» **EXERCISE DETAILS**
Find each line holding "text" and copy it out.

» **SUPPLIED DATA**
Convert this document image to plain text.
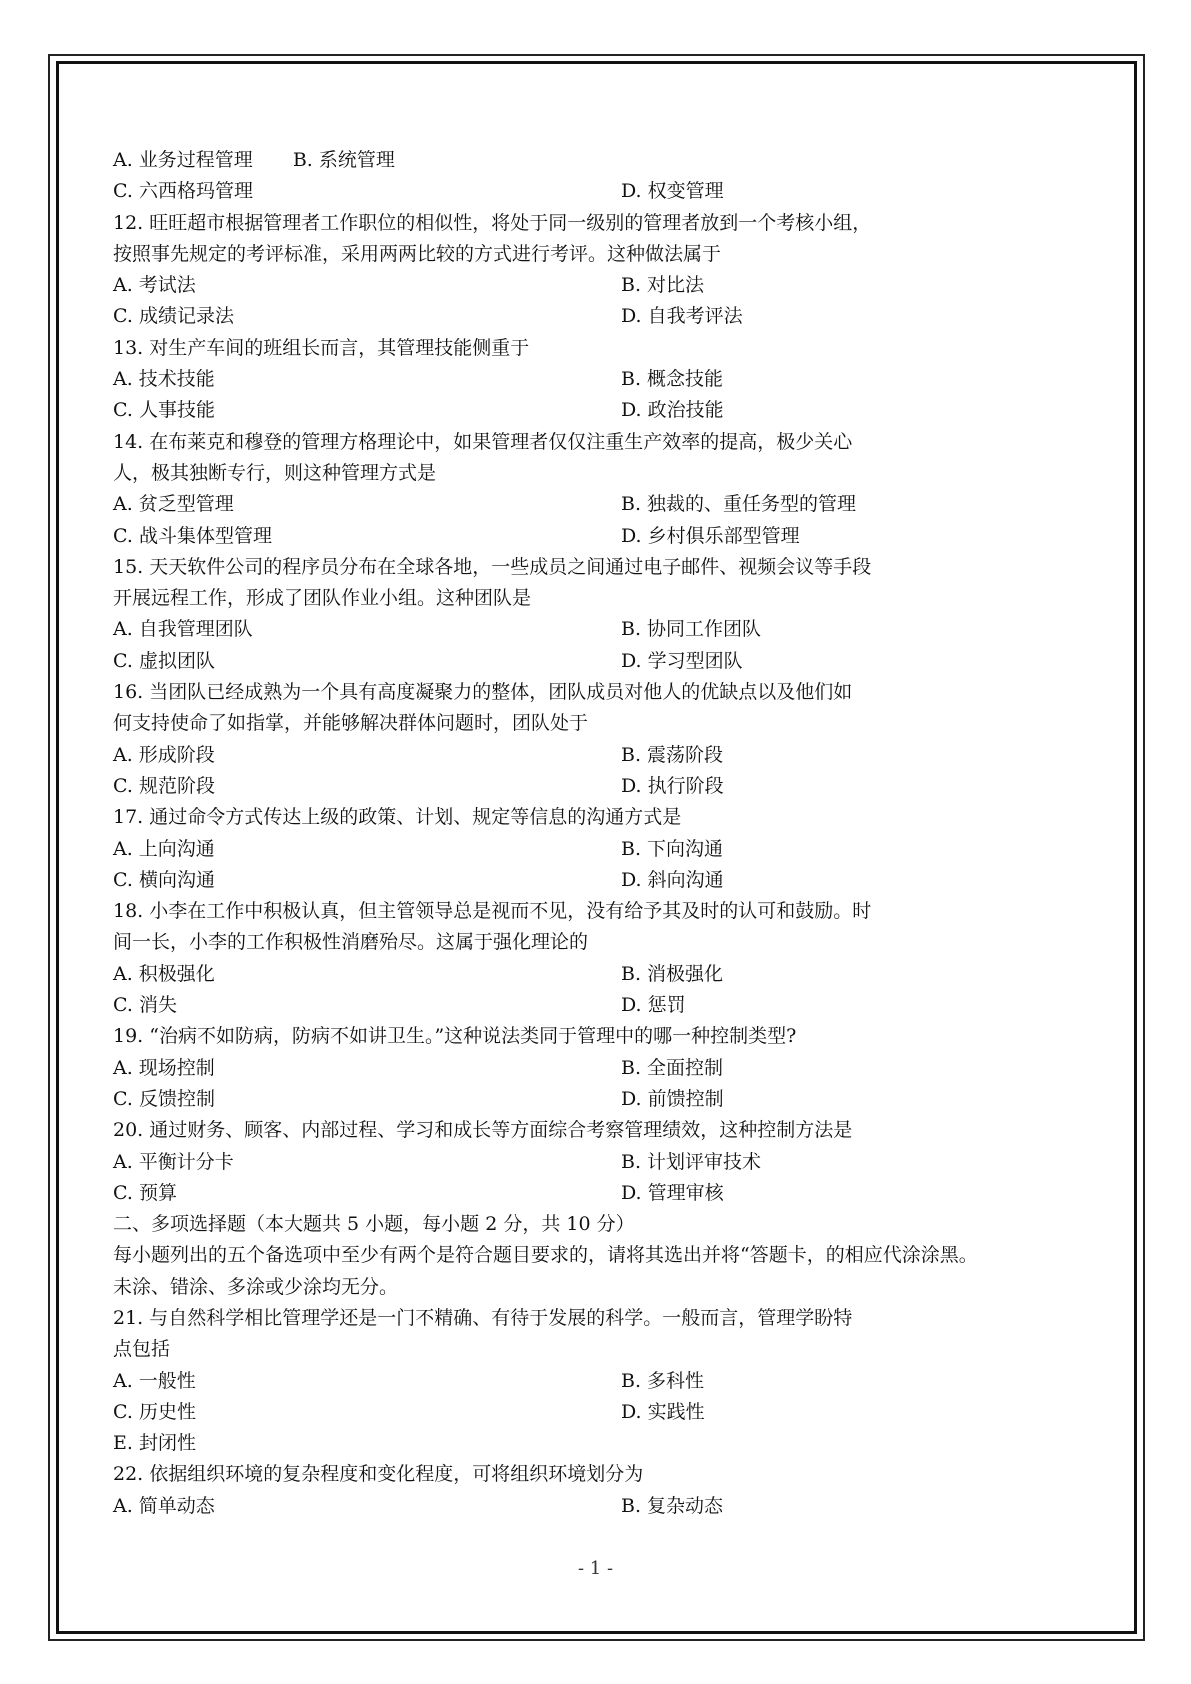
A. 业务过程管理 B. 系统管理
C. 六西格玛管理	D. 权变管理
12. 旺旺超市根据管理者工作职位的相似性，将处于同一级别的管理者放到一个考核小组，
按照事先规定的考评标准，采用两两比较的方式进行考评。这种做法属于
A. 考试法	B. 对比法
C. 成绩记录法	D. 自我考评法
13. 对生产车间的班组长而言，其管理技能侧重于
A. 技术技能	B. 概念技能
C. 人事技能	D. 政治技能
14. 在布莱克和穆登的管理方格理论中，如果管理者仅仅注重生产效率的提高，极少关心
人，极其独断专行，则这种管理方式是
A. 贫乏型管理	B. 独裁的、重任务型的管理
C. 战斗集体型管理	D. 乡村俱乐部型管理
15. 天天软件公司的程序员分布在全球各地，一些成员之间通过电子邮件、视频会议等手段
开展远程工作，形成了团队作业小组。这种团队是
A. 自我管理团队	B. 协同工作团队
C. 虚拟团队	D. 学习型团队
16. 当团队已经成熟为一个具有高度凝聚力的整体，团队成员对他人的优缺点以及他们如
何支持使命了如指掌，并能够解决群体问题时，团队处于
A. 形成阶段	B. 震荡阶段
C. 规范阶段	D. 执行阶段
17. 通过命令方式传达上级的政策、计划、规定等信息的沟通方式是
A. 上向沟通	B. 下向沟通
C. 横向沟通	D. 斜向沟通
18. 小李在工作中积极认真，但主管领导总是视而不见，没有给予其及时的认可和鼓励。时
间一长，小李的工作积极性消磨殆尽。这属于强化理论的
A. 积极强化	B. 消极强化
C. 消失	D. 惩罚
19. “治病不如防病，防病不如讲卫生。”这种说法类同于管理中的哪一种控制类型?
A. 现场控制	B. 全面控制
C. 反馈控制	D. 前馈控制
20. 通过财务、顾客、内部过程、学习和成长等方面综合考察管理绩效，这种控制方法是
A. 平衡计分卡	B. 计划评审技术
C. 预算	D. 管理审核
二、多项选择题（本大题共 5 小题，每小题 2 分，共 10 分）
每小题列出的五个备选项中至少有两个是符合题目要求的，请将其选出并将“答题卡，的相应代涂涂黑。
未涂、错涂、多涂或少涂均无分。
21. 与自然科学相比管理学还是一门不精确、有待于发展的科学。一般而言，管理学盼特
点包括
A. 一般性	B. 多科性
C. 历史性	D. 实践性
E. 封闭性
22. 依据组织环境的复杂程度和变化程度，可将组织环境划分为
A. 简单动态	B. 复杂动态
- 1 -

==

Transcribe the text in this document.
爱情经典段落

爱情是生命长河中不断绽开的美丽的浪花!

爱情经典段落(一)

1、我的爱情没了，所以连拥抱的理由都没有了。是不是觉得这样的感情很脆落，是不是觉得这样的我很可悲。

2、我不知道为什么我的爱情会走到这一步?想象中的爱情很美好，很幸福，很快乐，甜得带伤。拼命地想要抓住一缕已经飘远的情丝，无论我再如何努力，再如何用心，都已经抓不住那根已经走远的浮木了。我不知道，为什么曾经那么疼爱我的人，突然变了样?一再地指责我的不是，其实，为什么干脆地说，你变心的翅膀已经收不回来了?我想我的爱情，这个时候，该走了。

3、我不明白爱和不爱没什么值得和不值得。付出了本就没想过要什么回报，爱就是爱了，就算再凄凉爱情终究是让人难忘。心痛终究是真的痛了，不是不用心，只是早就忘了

» **SOLUTION TO THIS EXERCISE**
Convert this document image to plain text.
Transcribe the text in this document.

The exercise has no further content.